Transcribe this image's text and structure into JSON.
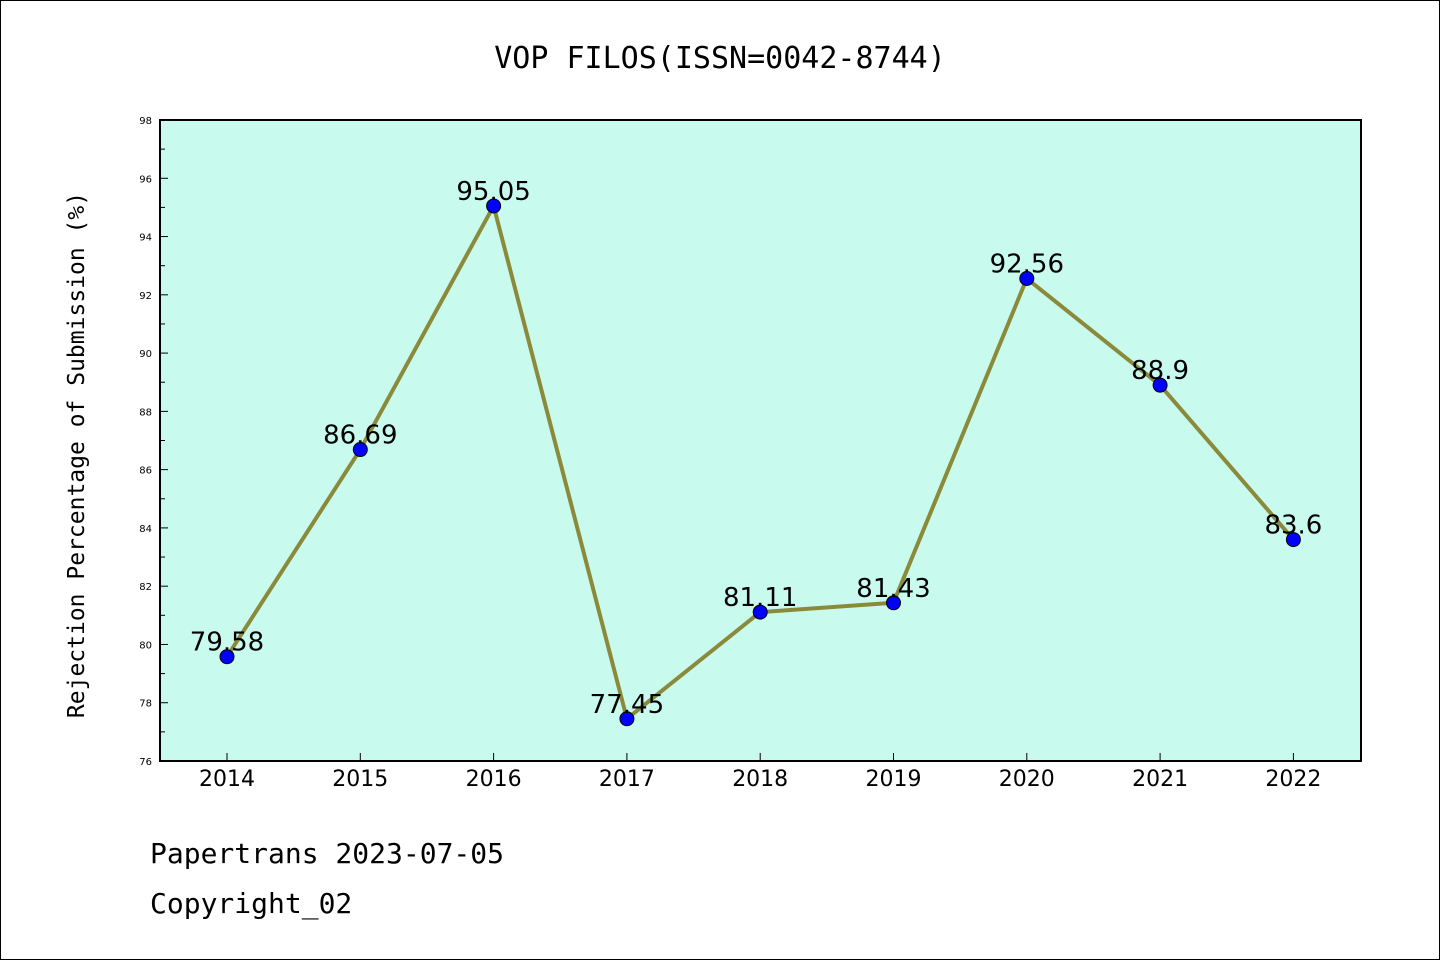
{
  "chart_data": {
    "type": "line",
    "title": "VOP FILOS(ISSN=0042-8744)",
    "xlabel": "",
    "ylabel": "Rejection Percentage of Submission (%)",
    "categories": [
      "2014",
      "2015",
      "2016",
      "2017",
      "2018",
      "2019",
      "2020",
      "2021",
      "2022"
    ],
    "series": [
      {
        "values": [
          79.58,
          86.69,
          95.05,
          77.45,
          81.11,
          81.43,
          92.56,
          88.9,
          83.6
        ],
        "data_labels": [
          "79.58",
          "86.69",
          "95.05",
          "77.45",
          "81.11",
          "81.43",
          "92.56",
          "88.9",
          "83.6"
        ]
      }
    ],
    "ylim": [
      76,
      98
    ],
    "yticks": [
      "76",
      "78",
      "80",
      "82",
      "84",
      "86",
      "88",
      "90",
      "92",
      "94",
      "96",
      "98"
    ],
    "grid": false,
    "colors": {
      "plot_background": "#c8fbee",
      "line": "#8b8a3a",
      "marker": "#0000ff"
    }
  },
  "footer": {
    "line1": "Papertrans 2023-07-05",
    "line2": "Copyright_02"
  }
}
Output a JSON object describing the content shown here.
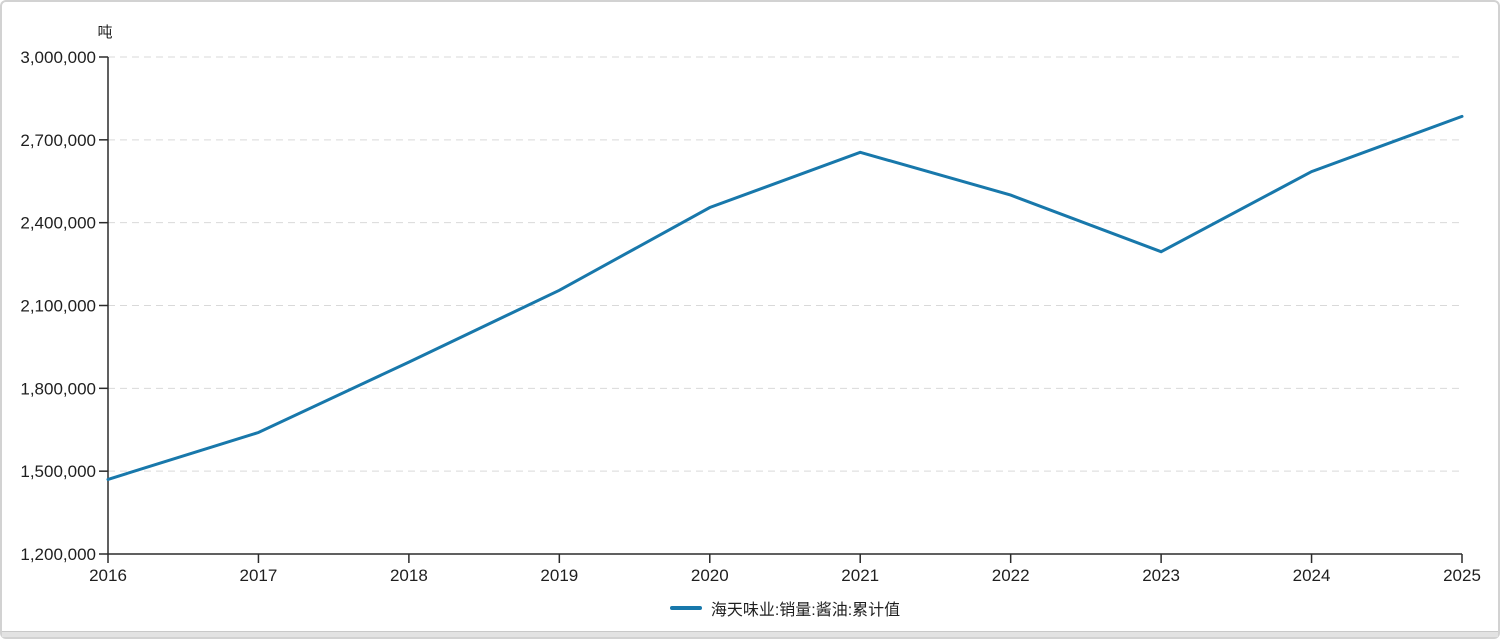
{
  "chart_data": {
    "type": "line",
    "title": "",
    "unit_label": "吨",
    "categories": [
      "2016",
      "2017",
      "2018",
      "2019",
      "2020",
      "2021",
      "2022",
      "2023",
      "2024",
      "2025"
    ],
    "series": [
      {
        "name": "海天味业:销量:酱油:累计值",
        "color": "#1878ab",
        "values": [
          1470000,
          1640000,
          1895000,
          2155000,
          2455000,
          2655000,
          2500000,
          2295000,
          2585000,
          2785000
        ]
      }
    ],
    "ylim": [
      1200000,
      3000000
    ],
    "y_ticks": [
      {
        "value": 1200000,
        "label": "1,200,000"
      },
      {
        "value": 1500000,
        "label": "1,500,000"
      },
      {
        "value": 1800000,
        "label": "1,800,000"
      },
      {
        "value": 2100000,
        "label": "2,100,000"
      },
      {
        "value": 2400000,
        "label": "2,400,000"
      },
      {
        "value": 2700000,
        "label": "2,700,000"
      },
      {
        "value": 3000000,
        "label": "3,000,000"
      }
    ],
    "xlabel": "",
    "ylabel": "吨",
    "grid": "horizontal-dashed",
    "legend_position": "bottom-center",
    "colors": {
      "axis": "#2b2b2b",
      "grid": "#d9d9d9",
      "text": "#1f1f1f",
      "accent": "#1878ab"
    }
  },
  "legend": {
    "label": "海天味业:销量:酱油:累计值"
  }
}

* [GIVEN PROBLEM]: Look through the entries above. Extract each line with the word "海天味业".

* [WRITTEN SOLUTION]:
        "name": "海天味业:销量:酱油:累计值",
    "label": "海天味业:销量:酱油:累计值"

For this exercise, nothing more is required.